++++ SUPPLIED DATA ++++

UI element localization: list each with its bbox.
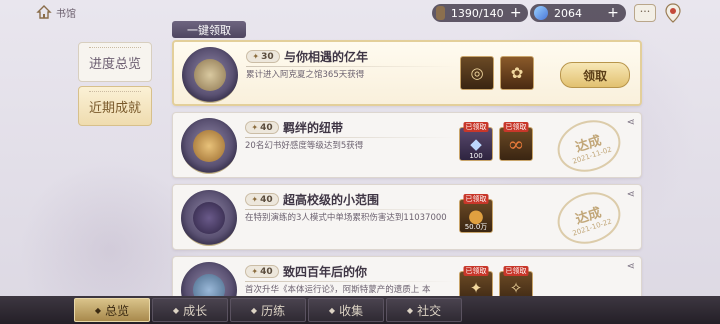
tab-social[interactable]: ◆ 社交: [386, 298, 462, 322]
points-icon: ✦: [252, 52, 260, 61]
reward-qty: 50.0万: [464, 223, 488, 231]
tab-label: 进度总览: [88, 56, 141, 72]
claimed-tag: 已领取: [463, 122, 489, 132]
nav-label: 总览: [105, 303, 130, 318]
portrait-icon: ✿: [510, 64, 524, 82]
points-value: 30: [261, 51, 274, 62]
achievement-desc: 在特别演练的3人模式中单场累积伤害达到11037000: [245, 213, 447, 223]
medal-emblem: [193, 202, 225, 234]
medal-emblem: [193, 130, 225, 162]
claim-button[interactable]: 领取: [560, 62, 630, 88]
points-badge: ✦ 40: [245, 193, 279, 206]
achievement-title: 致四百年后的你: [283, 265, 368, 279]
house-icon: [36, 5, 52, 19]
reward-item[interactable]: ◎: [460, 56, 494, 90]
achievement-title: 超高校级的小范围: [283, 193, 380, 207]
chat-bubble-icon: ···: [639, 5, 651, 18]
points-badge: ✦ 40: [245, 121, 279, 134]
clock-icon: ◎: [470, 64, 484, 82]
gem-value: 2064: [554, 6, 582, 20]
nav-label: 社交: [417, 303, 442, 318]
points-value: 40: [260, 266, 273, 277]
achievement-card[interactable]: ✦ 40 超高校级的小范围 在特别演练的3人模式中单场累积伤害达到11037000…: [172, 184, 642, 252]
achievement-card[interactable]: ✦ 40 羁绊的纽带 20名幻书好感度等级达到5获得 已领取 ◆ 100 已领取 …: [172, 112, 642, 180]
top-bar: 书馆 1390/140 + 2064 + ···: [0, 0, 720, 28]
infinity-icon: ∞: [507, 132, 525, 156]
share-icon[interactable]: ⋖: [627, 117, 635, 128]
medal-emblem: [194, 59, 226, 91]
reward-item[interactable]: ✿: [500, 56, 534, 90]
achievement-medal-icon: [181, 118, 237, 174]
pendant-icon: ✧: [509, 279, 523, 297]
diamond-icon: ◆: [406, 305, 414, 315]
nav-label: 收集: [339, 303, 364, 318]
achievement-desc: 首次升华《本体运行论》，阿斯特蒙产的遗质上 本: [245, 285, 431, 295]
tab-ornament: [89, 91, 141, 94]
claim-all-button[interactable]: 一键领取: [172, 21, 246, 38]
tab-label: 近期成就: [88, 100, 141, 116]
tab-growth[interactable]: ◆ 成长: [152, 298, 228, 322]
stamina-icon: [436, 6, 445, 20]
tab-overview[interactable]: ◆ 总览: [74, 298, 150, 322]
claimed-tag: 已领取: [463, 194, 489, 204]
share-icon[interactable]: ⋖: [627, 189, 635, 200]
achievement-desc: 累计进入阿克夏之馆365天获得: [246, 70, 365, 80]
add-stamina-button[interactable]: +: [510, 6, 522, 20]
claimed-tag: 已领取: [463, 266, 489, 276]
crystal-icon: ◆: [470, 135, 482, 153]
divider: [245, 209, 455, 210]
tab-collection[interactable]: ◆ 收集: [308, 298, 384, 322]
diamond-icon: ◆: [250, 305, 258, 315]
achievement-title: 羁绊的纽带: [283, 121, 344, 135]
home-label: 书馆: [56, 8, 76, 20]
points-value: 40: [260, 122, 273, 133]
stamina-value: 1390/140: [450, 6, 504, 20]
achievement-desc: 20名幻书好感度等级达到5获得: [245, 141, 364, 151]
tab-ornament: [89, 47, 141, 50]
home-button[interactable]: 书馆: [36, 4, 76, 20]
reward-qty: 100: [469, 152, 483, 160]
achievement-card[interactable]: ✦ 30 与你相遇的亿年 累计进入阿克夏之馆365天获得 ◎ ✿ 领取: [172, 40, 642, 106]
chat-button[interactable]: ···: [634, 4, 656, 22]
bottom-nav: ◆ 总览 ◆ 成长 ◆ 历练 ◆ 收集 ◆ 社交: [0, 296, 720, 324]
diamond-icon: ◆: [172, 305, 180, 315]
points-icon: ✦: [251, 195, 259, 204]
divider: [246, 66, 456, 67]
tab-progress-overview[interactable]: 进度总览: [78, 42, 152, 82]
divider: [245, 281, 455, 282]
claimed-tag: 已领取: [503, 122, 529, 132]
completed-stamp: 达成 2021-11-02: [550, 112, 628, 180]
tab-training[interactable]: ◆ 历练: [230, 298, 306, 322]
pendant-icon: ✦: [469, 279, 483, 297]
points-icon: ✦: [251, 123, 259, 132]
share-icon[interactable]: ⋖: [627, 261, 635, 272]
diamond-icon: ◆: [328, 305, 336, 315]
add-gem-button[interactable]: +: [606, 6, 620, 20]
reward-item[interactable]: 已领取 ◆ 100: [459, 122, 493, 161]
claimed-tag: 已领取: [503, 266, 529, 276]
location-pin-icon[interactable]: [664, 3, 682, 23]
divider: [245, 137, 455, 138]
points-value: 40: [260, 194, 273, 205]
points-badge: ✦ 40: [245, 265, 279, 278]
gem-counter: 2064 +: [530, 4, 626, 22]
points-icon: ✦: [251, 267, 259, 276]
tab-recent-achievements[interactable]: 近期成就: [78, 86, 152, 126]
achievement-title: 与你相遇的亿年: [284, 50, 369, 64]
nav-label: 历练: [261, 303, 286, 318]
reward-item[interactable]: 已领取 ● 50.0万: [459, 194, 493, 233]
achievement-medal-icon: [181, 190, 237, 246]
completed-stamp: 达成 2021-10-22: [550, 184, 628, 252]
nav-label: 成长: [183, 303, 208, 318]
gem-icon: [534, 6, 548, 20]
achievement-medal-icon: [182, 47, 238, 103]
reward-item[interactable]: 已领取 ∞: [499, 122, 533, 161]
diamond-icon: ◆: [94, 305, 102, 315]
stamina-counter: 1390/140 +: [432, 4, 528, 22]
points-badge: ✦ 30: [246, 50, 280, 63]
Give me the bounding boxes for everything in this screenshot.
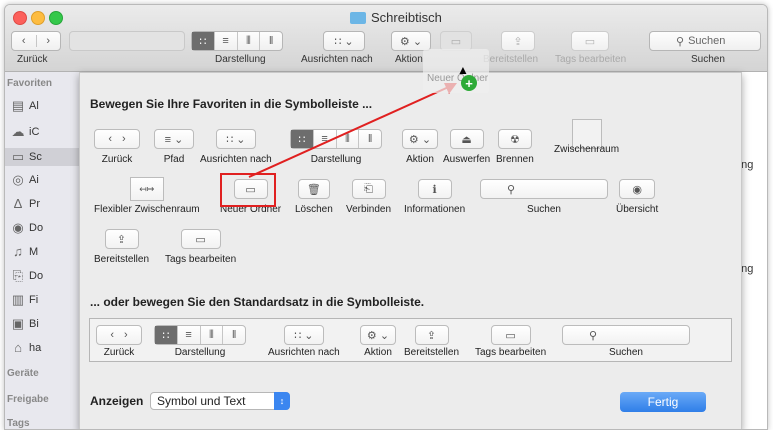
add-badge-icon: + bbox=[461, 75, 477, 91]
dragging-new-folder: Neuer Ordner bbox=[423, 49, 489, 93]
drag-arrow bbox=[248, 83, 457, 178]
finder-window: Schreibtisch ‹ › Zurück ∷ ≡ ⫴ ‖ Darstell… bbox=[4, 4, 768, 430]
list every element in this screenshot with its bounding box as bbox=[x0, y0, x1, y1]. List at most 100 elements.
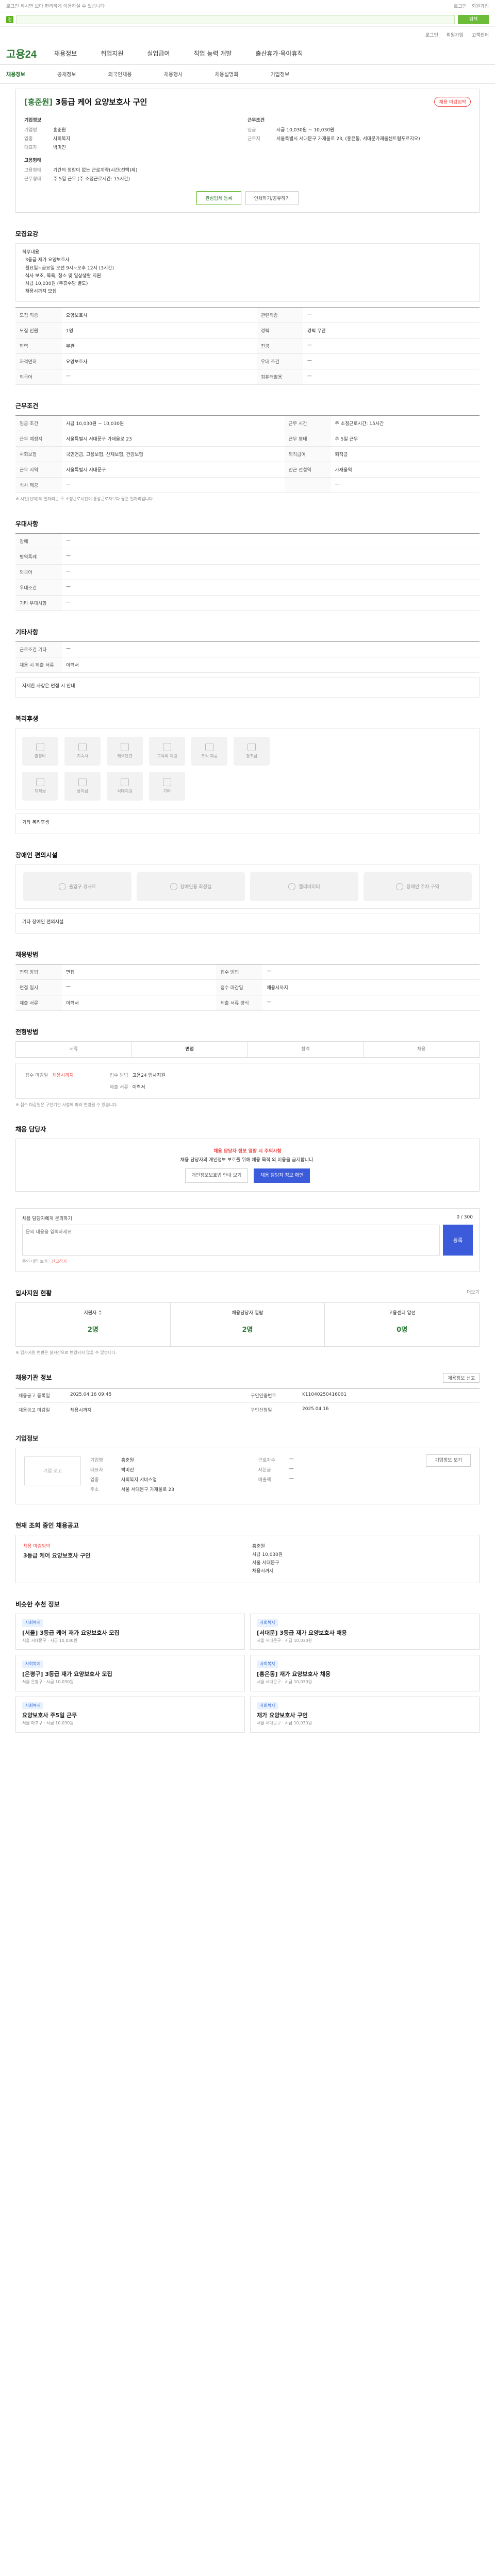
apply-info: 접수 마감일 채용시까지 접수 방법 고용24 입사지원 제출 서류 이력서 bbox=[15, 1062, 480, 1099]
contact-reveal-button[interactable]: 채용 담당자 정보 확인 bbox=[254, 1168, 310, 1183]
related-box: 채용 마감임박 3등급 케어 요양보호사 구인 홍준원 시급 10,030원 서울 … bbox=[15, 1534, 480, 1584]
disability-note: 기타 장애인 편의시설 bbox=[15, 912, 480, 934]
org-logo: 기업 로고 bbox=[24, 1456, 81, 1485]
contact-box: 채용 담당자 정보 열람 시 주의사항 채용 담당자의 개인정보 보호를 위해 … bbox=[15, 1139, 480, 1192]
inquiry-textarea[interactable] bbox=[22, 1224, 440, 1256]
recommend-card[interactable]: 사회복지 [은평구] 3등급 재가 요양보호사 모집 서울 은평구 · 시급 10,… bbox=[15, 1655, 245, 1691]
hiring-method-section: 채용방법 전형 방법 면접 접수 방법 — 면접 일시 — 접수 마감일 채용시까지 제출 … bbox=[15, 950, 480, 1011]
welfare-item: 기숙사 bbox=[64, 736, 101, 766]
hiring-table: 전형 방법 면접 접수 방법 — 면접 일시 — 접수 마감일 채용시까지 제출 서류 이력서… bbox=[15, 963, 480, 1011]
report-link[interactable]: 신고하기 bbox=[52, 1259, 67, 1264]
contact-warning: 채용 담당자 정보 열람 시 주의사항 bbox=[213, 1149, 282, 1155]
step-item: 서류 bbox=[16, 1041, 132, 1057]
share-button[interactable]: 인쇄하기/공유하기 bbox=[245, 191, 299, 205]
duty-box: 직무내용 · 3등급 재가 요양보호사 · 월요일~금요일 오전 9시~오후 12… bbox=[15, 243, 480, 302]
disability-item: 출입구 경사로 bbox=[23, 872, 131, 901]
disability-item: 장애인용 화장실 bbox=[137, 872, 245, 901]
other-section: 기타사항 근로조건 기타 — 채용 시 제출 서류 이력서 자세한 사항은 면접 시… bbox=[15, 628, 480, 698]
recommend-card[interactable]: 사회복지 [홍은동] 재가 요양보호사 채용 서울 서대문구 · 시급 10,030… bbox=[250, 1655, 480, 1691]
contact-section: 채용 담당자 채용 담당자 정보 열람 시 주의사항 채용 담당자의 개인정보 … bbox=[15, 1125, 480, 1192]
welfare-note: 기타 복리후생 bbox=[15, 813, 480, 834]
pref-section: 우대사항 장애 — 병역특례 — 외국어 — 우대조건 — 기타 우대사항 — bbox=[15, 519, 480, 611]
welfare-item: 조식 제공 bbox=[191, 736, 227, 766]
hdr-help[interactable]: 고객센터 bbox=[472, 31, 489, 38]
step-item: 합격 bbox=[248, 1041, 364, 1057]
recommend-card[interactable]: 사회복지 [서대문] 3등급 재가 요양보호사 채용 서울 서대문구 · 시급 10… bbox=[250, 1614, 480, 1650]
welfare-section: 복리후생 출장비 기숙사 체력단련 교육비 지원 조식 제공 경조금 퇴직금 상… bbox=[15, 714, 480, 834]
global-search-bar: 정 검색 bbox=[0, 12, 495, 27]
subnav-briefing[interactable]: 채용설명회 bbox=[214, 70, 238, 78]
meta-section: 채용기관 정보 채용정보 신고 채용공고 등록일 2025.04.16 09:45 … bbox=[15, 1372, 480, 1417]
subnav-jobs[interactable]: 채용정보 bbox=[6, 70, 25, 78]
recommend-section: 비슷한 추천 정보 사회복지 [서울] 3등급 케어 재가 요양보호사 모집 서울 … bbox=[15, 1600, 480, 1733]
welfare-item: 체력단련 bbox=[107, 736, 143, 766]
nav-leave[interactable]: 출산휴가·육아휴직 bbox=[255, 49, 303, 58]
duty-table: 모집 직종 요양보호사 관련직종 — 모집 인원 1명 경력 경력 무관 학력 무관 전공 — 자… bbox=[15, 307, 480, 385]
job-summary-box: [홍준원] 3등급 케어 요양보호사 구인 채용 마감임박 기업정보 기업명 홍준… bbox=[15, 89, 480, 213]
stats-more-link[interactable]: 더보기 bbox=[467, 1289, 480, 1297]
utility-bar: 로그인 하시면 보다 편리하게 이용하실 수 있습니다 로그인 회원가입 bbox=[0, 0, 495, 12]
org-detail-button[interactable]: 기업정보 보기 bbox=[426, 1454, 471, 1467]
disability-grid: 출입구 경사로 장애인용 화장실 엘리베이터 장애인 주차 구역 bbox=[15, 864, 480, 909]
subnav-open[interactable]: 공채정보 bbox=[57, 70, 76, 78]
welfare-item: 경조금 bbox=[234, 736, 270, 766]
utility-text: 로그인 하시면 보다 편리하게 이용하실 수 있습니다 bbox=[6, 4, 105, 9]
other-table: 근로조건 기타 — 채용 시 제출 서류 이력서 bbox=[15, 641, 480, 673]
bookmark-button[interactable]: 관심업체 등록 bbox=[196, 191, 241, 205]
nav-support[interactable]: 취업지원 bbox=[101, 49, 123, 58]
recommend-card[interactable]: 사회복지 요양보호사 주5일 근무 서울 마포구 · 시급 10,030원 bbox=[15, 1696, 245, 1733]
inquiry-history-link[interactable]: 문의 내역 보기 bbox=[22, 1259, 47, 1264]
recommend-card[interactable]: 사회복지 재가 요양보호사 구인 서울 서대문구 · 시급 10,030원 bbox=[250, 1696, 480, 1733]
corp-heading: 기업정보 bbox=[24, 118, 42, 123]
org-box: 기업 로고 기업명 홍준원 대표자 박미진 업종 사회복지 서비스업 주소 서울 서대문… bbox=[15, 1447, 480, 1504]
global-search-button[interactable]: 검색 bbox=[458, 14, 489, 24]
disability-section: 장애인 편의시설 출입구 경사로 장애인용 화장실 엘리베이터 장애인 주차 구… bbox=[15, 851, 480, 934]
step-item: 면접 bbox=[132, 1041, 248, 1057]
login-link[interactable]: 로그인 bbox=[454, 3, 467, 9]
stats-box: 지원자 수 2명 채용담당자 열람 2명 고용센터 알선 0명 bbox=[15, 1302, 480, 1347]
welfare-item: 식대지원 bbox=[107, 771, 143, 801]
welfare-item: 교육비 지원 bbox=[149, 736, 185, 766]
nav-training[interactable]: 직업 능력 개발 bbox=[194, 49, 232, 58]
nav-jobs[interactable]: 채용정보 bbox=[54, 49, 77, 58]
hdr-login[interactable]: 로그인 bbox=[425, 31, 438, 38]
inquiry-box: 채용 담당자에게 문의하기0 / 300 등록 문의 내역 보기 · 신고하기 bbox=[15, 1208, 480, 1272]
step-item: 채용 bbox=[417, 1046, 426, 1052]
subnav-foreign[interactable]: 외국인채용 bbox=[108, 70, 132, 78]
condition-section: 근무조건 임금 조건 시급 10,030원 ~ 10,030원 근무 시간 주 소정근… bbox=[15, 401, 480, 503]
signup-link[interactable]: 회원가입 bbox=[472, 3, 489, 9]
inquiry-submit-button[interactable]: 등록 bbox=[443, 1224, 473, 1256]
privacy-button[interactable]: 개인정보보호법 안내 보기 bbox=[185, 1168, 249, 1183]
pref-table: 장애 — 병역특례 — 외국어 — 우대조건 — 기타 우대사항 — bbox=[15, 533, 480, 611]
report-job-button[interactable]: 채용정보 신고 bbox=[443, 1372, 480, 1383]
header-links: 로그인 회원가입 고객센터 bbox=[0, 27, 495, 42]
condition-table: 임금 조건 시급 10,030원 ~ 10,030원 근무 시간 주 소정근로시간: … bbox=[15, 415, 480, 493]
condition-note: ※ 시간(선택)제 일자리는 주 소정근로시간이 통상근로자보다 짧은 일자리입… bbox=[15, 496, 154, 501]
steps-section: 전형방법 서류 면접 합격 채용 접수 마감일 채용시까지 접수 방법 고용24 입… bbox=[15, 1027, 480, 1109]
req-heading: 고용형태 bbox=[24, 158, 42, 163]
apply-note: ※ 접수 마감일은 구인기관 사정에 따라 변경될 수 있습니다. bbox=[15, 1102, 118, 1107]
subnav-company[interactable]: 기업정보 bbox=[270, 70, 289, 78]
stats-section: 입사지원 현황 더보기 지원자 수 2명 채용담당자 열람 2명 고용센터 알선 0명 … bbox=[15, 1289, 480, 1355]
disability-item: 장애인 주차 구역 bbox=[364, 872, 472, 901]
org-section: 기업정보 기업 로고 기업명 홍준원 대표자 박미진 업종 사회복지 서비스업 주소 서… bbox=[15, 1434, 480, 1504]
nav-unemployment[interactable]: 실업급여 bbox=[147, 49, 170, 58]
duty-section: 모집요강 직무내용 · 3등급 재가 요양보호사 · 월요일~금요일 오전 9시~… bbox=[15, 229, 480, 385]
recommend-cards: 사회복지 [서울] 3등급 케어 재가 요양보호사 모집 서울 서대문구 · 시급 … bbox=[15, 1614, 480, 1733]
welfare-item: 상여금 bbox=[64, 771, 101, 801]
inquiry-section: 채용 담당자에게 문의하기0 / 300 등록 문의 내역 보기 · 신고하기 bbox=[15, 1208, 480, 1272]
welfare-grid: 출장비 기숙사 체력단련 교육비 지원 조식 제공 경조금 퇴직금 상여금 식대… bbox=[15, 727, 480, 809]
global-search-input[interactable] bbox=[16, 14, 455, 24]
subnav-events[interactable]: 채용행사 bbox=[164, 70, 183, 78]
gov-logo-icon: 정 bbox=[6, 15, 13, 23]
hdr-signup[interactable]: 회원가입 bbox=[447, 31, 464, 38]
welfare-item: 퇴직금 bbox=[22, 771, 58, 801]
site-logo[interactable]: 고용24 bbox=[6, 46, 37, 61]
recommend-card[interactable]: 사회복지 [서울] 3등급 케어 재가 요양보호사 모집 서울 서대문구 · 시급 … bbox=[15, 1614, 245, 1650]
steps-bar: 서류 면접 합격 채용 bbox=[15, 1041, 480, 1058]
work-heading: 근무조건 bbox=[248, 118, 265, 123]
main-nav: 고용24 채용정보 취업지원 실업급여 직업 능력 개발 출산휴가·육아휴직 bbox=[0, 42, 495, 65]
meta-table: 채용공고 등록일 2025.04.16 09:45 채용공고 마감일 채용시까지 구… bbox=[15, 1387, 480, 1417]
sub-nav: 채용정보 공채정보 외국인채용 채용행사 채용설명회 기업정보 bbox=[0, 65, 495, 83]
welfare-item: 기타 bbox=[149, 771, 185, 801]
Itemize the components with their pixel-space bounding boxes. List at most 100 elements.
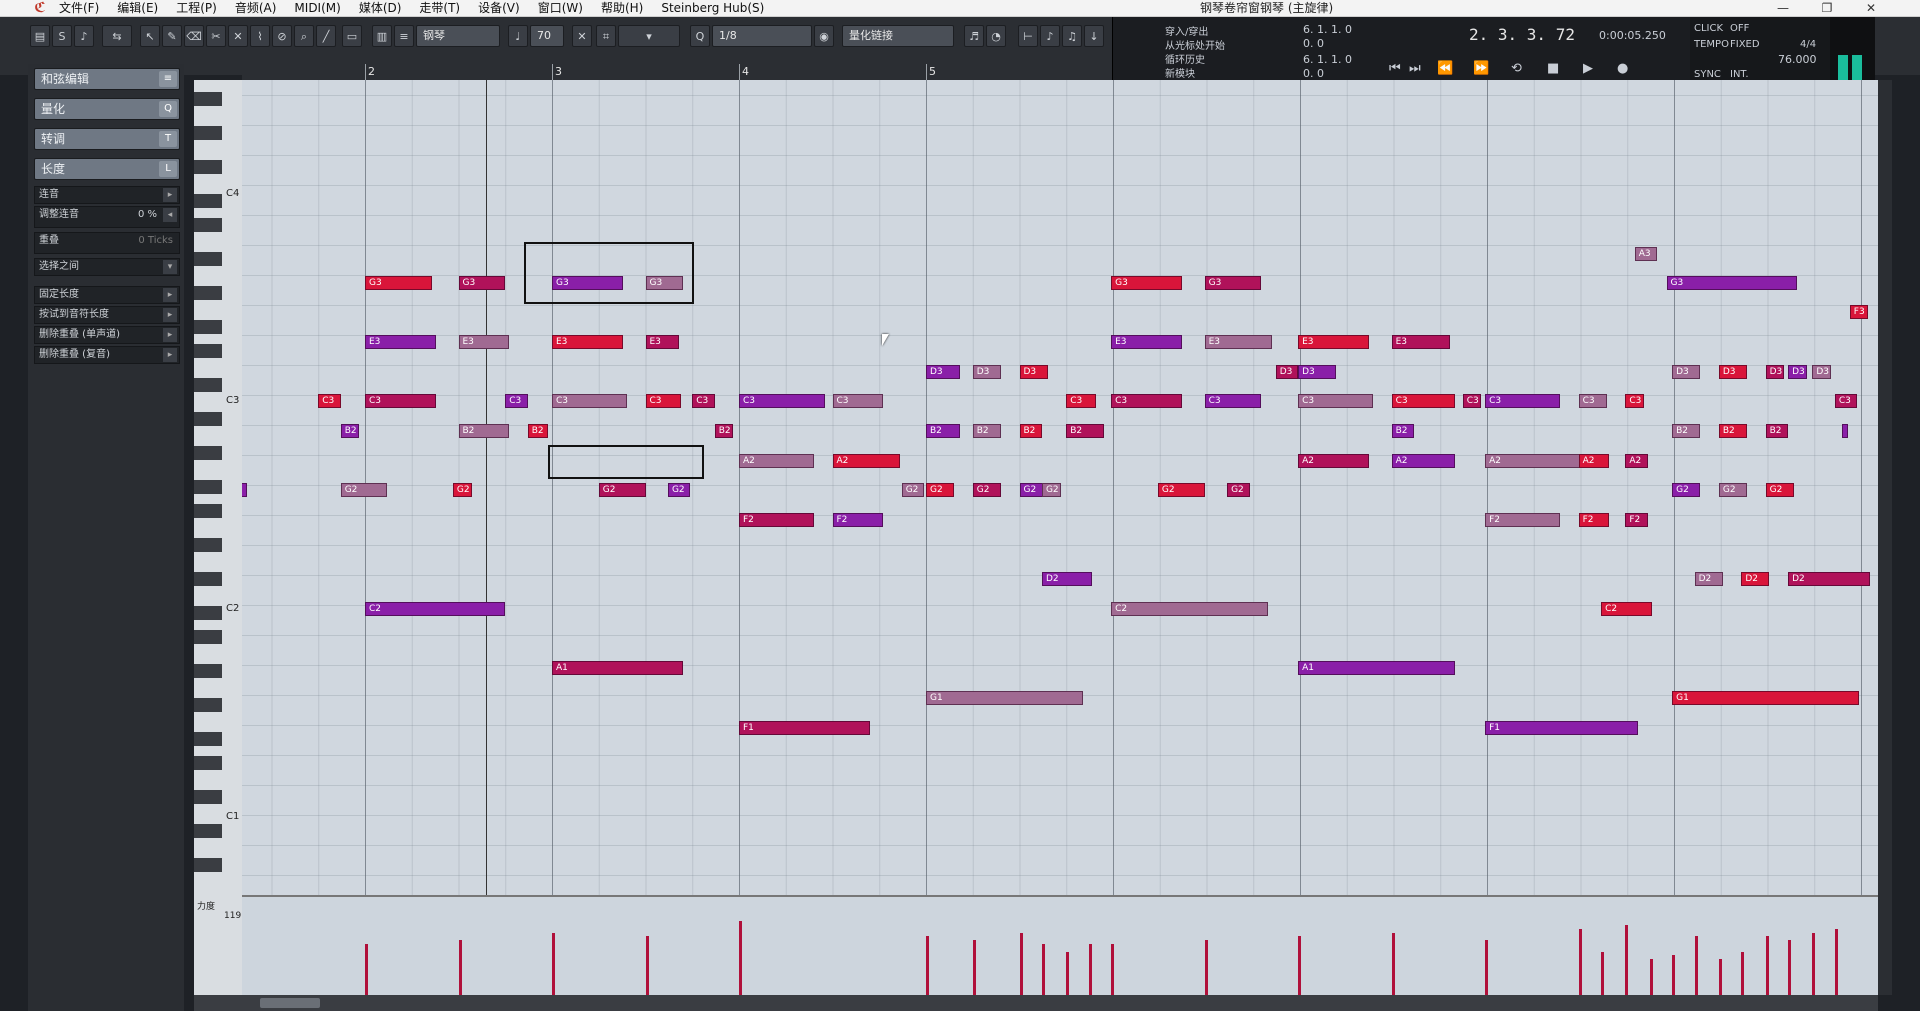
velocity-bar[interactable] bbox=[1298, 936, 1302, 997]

++++

◆ **SHORT EXERCISE**
Output the lines from the one containing "tab-social[interactable]: ◆ 社交: [386, 298, 462, 322]" through the one containing "portrait-icon: ✿: [510, 64, 524, 82]" as a Markdown table with the columns Row and Line. Number each row and omit any blank lines.

◆ **EXERCISE RESPONSE**
| Row | Line |
|---|---|
| 1 | tab-social[interactable]: ◆ 社交: [386, 298, 462, 322] |
| 2 | points-icon: ✦: [252, 52, 260, 61] |
| 3 | reward-qty: 50.0万: [464, 223, 488, 231] |
| 4 | tab-label: 进度总览: [88, 56, 141, 72] |
| 5 | claimed-tag: 已领取: [463, 122, 489, 132] |
| 6 | nav-label: 总览: [105, 303, 130, 318] |
| 7 | portrait-icon: ✿: [510, 64, 524, 82] |